Start of Supplied entries

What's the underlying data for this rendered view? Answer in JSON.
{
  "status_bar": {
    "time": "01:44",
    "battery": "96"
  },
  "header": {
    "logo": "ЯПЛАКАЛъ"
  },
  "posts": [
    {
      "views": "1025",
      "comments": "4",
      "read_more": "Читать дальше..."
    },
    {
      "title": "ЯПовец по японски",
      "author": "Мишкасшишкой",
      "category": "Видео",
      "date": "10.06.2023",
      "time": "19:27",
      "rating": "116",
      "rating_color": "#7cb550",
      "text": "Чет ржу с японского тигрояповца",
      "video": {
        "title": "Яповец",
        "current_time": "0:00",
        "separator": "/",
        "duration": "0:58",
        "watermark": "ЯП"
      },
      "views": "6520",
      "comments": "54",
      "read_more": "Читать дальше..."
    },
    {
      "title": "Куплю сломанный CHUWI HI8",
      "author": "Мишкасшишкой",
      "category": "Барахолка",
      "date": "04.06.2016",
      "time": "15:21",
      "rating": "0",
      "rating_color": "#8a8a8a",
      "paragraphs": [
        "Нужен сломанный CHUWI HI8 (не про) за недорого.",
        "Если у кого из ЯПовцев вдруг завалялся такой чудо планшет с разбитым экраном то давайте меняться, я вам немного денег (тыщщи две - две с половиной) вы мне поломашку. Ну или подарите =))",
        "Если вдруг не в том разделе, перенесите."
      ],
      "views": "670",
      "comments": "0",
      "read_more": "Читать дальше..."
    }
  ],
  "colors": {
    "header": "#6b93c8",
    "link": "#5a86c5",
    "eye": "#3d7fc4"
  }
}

End of Supplied entries
Start of Supplied entries

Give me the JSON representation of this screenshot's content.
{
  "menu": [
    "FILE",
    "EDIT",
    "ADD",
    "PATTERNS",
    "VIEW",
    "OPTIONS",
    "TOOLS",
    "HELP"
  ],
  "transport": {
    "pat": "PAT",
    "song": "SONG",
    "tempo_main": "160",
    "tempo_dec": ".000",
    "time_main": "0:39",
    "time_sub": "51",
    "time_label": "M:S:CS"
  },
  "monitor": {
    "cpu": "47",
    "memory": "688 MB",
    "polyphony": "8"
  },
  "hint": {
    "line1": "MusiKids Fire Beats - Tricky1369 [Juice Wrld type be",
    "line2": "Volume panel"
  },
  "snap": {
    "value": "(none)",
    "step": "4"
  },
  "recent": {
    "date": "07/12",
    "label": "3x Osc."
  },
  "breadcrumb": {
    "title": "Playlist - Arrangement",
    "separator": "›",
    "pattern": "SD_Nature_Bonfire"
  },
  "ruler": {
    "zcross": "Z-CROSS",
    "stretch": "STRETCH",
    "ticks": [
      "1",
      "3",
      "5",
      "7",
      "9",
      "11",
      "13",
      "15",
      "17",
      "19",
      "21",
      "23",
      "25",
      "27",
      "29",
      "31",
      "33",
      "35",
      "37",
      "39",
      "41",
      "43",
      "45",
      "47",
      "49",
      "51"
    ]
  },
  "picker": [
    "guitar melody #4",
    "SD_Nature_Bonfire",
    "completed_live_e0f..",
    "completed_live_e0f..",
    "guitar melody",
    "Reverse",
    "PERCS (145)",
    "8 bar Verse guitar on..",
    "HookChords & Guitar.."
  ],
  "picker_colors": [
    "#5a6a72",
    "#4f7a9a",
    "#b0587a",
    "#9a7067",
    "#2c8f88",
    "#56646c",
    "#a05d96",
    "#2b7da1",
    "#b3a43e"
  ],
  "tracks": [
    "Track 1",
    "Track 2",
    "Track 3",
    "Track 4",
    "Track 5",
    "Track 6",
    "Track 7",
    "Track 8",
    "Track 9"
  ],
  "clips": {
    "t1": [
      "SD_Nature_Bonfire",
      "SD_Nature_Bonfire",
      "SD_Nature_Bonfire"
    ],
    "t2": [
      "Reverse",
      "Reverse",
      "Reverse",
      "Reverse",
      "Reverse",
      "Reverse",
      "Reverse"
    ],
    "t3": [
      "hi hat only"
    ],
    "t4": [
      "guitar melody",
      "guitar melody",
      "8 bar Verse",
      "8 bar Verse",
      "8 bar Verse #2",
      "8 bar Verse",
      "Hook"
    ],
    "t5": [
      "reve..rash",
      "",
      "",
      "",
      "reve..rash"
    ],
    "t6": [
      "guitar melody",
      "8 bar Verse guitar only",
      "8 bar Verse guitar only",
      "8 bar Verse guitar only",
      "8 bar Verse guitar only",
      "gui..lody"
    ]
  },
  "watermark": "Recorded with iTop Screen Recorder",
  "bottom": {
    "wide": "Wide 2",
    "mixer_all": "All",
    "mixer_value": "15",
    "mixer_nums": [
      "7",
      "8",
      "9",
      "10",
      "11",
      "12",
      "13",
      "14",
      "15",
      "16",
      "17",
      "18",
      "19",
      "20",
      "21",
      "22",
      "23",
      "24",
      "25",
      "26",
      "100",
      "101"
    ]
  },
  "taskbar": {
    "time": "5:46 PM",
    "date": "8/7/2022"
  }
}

End of Supplied entries

» **Your instructions**: List the lines of the records where "category" occurs.

» **Solution for this task**:
      "category": "Видео",
      "category": "Барахолка",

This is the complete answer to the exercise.